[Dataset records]
[start]

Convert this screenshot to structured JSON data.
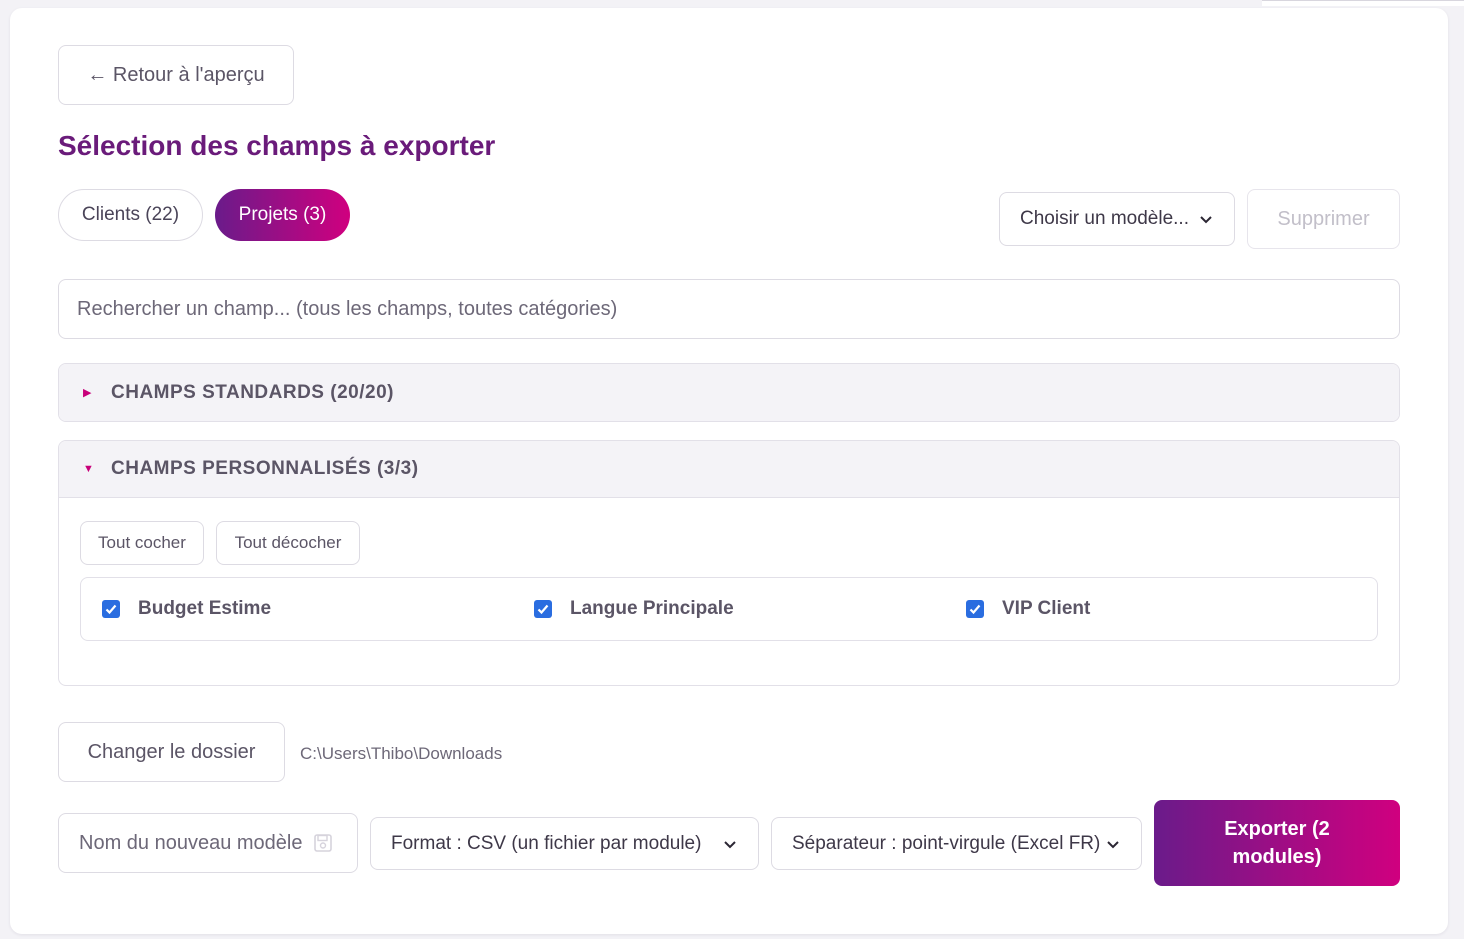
{
  "header": {
    "back_label": "← Retour à l'aperçu",
    "title": "Sélection des champs à exporter"
  },
  "tabs": [
    {
      "label": "Clients (22)",
      "active": false
    },
    {
      "label": "Projets (3)",
      "active": true
    }
  ],
  "templates": {
    "select_value": "Choisir un modèle...",
    "delete_label": "Supprimer"
  },
  "search": {
    "placeholder": "Rechercher un champ... (tous les champs, toutes catégories)"
  },
  "sections": {
    "standard": {
      "title": "CHAMPS STANDARDS (20/20)",
      "expanded": false
    },
    "custom": {
      "title": "CHAMPS PERSONNALISÉS (3/3)",
      "expanded": true,
      "check_all_label": "Tout cocher",
      "uncheck_all_label": "Tout décocher",
      "fields": [
        {
          "label": "Budget Estime",
          "checked": true
        },
        {
          "label": "Langue Principale",
          "checked": true
        },
        {
          "label": "VIP Client",
          "checked": true
        }
      ]
    }
  },
  "folder": {
    "change_label": "Changer le dossier",
    "path": "C:\\Users\\Thibo\\Downloads"
  },
  "footer": {
    "model_name_placeholder": "Nom du nouveau modèle",
    "format_value": "Format : CSV (un fichier par module)",
    "separator_value": "Séparateur : point-virgule (Excel FR)",
    "export_label": "Exporter (2 modules)"
  },
  "colors": {
    "accent_start": "#6a1b8a",
    "accent_end": "#d0007f",
    "title": "#6a1b7a",
    "checkbox": "#2a6de0"
  }
}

[end]

■ **Short problem**
Work through the records line by line and tally those with the word "modèle". Report only the total.

■ **Response to this exercise**
2